▸ Extracted entries

•••

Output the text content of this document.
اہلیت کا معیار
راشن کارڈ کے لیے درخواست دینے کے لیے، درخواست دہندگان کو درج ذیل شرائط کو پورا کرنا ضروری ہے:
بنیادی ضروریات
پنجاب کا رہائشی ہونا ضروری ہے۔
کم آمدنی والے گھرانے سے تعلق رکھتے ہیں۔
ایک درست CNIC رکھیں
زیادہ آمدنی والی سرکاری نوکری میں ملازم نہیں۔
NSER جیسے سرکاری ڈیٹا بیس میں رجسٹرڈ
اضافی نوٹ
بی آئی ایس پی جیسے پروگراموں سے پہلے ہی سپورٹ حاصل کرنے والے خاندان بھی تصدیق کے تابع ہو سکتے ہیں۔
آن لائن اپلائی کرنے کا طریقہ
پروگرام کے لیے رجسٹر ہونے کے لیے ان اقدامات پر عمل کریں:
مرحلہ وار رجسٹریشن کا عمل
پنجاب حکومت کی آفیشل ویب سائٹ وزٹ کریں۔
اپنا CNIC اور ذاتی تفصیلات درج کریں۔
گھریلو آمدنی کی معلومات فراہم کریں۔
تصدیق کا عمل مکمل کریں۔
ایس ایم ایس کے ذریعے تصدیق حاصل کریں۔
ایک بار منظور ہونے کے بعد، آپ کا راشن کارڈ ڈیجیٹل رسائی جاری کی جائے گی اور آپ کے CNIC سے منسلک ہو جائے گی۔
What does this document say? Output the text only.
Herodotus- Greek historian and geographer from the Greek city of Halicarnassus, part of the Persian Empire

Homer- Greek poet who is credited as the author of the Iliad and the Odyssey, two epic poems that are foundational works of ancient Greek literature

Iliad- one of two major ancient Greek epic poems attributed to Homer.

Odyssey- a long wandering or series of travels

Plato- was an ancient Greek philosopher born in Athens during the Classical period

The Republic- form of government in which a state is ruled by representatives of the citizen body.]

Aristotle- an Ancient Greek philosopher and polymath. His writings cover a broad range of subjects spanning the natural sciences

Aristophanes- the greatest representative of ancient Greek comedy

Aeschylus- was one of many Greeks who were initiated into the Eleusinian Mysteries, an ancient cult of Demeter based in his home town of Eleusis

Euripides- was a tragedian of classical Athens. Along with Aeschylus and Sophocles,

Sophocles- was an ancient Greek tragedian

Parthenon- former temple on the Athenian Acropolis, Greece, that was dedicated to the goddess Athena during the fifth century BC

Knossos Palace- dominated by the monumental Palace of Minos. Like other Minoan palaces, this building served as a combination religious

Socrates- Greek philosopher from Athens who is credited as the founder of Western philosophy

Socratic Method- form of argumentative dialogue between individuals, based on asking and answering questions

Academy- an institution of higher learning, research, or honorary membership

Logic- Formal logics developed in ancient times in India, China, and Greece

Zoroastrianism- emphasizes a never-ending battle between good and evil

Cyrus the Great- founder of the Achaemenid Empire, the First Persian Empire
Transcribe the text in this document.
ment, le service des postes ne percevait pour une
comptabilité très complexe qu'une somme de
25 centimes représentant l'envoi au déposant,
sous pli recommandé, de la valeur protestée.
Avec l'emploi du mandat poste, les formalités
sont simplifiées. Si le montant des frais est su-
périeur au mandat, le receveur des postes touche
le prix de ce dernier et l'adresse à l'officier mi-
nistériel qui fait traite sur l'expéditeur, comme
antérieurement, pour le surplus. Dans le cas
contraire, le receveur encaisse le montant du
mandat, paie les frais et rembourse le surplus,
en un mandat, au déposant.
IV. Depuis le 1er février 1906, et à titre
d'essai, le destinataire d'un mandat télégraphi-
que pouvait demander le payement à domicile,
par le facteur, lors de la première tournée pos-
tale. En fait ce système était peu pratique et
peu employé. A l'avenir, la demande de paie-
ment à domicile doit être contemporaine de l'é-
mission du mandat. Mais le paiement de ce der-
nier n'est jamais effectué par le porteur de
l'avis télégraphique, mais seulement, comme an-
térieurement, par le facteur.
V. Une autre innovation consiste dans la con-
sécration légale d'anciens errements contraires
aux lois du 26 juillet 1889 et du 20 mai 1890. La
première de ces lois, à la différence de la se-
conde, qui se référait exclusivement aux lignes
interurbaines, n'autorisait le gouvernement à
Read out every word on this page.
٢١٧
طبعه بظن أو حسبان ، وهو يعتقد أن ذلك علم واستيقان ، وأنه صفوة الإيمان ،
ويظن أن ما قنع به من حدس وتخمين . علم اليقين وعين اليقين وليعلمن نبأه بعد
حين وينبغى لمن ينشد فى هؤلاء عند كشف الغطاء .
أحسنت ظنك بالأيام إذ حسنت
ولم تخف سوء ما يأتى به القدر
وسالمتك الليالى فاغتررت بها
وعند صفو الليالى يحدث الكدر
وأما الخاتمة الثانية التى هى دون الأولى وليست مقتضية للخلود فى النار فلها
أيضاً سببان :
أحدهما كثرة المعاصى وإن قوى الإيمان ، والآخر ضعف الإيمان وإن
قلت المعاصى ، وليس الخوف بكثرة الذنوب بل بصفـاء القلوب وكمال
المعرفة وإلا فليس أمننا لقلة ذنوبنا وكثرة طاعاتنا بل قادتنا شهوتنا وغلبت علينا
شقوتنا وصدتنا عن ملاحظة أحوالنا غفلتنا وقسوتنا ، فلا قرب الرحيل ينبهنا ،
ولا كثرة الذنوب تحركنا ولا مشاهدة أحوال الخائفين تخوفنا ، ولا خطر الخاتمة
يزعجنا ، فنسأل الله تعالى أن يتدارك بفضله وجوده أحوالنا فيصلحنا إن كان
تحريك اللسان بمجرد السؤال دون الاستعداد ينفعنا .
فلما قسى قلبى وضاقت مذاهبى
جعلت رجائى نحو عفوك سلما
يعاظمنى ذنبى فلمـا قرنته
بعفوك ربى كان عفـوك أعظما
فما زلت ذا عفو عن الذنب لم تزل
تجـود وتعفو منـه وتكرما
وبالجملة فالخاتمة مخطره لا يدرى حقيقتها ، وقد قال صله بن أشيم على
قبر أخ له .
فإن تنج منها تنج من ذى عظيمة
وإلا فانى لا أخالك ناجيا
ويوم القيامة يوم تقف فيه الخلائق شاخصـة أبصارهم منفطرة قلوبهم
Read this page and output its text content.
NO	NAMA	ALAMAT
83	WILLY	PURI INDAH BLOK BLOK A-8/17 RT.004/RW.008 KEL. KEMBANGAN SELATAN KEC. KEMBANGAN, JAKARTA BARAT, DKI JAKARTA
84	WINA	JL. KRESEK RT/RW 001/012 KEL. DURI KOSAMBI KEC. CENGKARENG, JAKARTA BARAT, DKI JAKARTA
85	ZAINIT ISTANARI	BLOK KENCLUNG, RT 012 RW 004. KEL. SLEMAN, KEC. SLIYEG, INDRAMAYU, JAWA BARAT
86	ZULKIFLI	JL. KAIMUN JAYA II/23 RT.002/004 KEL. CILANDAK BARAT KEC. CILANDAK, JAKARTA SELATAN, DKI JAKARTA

•••

▸ Given problem
Scan the lines for the string "comme". Copy out each line that matches.

▸ Task result
nistériel qui fait traite sur l'expéditeur, comme
l'avis télégraphique, mais seulement, comme an-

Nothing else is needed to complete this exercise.